TEXTAUSZUG »

********

Wirklich ein Hammer – die Spedition HAMMER

17. Februar 2017 | Veröffentlicht von

Auch die Aachener Wirtschaft sorgt sich: Stop-Tihange

Dieser LKW fährt seit drei Tagen auf den europäischen Autobahnen. Aber sein Hauptrouten sind die belgischen Autobahnen. Dort wird er nun die in Aachen fast schon normale Botschaft ‚Stop-Tihange‘ verbreitete.

Die Aachener Spedition ‚Hammer‘ hat dieses Fahrzeug auf eigenen Kosten umlackiert und fährt so mit der eindeutigen politischen Botschaft eines Unternehmens durch die Lande. Es wird spannend, ob es dazu irgendwelche politischen Reaktionen in den Medien unseres Nachbarlandes geben wird.

********

Daten zur Erkennung des Dokumentlayouts
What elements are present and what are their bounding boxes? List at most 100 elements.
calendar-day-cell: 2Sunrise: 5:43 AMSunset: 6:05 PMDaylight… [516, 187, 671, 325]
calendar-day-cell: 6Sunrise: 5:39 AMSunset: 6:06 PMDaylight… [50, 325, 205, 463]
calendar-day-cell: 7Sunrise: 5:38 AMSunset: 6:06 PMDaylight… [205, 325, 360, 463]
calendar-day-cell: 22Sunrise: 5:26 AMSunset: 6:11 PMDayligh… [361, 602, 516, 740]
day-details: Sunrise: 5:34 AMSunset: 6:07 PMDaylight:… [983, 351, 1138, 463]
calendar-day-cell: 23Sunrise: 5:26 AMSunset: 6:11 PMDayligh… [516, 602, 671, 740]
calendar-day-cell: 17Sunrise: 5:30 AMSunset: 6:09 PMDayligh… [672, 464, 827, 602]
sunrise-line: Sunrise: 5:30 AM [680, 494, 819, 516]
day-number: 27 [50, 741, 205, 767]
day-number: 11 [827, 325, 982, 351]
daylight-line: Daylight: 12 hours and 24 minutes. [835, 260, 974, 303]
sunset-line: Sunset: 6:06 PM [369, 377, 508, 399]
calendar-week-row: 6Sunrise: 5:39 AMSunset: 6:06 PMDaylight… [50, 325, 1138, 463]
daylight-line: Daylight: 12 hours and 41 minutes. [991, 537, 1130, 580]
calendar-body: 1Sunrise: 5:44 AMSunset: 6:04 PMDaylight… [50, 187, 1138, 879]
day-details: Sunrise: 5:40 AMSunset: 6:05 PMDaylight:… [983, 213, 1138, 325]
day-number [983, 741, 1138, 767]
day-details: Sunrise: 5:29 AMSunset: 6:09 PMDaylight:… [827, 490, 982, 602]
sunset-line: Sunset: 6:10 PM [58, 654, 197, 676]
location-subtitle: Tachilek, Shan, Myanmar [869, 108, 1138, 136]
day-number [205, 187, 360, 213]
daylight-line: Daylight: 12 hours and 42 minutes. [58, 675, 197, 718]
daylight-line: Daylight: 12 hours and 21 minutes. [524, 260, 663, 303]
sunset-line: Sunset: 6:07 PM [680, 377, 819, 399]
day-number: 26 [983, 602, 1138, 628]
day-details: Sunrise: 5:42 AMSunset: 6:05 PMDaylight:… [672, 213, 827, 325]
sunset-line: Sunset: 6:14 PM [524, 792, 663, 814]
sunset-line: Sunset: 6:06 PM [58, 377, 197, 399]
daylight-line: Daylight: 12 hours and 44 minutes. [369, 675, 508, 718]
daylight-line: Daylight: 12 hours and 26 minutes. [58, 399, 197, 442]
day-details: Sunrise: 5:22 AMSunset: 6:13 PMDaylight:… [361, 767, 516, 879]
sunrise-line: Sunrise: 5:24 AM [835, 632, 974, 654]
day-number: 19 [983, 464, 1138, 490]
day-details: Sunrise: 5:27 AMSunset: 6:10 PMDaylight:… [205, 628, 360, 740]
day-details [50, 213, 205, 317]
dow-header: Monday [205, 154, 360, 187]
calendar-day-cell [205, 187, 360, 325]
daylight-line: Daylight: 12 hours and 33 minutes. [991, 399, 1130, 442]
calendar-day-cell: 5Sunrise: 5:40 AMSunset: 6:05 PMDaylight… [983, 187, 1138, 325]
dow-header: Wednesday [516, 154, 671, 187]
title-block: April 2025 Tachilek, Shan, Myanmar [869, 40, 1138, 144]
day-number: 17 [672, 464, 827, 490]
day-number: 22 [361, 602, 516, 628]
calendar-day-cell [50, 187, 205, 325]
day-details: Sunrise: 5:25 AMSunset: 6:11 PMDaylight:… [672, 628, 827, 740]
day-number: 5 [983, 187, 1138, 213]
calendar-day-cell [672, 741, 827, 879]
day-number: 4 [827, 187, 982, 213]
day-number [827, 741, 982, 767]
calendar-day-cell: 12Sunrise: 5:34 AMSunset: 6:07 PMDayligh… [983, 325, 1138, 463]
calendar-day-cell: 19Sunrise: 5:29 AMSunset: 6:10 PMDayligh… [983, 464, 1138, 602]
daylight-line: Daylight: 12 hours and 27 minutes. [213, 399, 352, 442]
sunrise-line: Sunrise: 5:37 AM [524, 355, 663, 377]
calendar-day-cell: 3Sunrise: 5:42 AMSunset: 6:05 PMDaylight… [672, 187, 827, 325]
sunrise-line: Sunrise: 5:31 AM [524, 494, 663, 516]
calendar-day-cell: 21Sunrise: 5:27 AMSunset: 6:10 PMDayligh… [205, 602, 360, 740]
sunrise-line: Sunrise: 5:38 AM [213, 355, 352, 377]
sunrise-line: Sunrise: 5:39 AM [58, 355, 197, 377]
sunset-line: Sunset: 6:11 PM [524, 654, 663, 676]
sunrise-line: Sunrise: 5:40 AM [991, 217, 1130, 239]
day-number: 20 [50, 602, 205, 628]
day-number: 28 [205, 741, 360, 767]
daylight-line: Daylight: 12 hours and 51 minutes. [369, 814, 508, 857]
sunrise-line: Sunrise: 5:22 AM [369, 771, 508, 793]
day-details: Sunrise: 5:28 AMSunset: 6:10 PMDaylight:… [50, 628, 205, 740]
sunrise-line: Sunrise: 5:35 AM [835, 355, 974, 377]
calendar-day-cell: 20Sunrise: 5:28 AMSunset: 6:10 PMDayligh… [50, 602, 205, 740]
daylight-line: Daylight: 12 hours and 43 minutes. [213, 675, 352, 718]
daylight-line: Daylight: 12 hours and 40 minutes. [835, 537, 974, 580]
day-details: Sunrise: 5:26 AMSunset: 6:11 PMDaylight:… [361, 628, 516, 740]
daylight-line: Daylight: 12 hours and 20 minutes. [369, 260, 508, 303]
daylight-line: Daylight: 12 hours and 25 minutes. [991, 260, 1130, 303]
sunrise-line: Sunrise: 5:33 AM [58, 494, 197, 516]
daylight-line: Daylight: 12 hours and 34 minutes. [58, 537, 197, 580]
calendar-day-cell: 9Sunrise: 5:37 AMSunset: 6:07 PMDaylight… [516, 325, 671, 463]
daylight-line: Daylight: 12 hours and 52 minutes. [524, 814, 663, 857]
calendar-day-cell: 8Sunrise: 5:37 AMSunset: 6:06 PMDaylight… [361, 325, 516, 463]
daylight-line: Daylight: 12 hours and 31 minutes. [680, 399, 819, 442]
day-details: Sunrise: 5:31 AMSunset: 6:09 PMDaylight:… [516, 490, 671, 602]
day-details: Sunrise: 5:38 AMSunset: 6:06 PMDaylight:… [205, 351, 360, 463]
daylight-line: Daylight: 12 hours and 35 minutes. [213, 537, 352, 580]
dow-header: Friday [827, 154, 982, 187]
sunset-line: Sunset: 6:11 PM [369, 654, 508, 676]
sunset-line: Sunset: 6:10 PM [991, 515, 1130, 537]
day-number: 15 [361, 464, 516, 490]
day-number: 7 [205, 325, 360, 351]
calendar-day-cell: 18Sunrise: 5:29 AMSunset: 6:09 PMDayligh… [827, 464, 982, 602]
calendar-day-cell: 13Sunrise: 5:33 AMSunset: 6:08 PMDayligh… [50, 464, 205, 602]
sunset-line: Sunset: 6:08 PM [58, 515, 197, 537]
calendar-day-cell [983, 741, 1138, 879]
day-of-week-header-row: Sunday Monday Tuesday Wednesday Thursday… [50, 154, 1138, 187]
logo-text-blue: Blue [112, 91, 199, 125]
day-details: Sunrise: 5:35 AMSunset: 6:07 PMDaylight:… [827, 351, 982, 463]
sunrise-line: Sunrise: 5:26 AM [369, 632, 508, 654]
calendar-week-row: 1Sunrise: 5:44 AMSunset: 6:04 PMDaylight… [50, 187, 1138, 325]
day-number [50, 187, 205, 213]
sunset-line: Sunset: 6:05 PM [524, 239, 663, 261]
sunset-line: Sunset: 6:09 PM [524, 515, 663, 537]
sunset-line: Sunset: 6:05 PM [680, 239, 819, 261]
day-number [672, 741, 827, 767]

********

AUFGABE »
Schreibe, wie der Text über den Stop-Tihange-Lastwagen der Aachener Spedition Hammer nach seinem letzten Satz weitergeht.

ERGEBNIS »
Es ist wirklich beeindruckend, wie sehr sich im Aachener Raum die Einstellung durchsetzt, dass das AKW Tihange für uns alle gefährlich ist. (Die kraz hat ja x-fach darüber berichtet.)

Offensichtlich sind es jetzt nicht mehr nur die menschlichen Sorgen um die eigenen Gesundheit (oder die der eigenen Familie), sondern auch die gravierende ÖKONOMISCHE Folgen eines möglichen GAUs treten ins Bewusstsein.

Durch einen GAU in Tihange könnte Aachen unbewohnbar werde. Alle hiesigen Unternehmen würden faktisch schließen müssen. Die gesamte Wirtschaft würde zusammenbrechen. Alle Immobilienwerte würden auf minimale Restwerte reduziert und und und. Die Folgekosten sind sicher gigantisch, auch wenn seitens der NRW-Regierung bisher verweigert wurde, diese ökonomischen Kosten durch einen Impact-Studie einmal seriös abschätzen zu lassen.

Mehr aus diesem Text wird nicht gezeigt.